AIM OF THE EXERCISE >> Filter the records for lines holding the string "color".

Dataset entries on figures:
* BEGIN *

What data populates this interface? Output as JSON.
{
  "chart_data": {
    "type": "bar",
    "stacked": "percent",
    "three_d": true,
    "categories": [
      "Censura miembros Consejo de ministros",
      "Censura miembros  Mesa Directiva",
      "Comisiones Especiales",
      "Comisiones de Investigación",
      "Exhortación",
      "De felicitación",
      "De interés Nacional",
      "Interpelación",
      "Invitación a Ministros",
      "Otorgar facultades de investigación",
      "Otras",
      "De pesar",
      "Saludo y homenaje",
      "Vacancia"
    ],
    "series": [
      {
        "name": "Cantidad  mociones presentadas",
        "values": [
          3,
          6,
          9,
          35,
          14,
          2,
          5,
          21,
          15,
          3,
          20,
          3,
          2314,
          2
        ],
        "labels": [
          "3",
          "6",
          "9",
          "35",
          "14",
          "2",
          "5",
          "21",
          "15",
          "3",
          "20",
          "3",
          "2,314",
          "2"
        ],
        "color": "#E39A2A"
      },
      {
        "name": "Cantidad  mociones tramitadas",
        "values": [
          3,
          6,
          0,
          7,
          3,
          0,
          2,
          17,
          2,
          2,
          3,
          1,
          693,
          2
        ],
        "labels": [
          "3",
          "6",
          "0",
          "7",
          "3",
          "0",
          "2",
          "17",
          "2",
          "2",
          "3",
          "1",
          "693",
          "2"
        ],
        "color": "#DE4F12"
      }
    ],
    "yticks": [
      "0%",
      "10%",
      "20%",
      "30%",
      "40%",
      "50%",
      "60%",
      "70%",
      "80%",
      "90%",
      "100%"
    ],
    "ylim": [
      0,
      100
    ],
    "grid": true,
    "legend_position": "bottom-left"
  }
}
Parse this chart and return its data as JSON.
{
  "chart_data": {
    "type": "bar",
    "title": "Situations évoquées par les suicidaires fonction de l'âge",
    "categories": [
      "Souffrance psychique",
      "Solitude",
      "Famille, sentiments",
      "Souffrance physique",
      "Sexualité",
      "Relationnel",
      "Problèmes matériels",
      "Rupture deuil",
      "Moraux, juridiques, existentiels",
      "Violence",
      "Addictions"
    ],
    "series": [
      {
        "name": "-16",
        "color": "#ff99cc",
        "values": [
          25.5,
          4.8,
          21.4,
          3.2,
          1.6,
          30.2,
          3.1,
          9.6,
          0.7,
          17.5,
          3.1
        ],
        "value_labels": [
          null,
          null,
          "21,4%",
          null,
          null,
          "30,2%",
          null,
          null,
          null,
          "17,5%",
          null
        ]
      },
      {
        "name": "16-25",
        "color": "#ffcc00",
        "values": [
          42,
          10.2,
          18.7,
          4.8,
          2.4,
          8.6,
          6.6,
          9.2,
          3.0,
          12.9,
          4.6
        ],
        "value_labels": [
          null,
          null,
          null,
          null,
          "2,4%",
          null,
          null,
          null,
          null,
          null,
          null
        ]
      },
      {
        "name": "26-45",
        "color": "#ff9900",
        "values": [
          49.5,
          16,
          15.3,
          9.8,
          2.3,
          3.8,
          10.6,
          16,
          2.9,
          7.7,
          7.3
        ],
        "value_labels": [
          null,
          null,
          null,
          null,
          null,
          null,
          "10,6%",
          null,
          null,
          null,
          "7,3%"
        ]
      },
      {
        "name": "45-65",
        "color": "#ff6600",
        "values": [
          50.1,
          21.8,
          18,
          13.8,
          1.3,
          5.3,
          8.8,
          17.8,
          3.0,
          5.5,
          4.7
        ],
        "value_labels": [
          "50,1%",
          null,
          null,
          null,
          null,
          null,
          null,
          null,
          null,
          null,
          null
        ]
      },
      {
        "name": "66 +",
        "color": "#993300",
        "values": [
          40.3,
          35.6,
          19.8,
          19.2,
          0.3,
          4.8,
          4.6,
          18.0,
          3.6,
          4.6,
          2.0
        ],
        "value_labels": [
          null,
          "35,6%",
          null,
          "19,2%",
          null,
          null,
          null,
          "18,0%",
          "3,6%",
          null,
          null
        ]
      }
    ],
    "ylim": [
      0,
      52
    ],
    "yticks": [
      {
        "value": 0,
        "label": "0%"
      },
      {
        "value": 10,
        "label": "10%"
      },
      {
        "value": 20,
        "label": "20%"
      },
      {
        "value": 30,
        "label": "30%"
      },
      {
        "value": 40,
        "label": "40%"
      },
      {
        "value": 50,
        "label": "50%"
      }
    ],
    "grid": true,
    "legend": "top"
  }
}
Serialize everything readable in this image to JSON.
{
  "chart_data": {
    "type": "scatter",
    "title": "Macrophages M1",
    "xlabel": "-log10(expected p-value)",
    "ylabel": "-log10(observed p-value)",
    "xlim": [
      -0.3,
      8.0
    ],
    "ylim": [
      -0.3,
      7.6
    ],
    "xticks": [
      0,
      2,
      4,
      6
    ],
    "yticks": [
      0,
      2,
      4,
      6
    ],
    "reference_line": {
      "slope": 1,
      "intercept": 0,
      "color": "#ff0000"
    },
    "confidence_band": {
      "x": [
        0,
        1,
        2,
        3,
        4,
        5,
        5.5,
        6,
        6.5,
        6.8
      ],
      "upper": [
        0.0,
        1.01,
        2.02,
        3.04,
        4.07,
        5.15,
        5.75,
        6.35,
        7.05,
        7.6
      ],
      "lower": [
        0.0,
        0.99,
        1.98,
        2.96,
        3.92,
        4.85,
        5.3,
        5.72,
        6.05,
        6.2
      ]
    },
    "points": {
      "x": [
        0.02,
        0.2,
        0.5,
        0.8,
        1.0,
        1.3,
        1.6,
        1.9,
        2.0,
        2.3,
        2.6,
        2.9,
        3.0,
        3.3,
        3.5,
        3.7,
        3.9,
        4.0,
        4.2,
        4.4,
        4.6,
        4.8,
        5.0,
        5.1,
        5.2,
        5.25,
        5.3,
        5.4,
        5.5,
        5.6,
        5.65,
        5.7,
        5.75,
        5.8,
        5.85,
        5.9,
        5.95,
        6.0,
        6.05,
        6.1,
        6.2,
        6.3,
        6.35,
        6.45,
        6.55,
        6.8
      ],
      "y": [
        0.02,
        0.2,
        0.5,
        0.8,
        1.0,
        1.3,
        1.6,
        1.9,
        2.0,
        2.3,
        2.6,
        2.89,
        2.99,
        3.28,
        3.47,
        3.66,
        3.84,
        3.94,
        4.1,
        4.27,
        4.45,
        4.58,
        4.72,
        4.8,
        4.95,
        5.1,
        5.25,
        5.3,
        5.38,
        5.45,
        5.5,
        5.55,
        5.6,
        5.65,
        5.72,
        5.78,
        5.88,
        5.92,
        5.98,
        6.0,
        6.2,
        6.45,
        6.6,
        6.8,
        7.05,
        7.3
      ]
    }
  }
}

* END *

ANSWER >>
        "color": "#E39A2A"
        "color": "#DE4F12"
        "color": "#ff99cc",
        "color": "#ffcc00",
        "color": "#ff9900",
        "color": "#ff6600",
        "color": "#993300",
      "color": "#ff0000"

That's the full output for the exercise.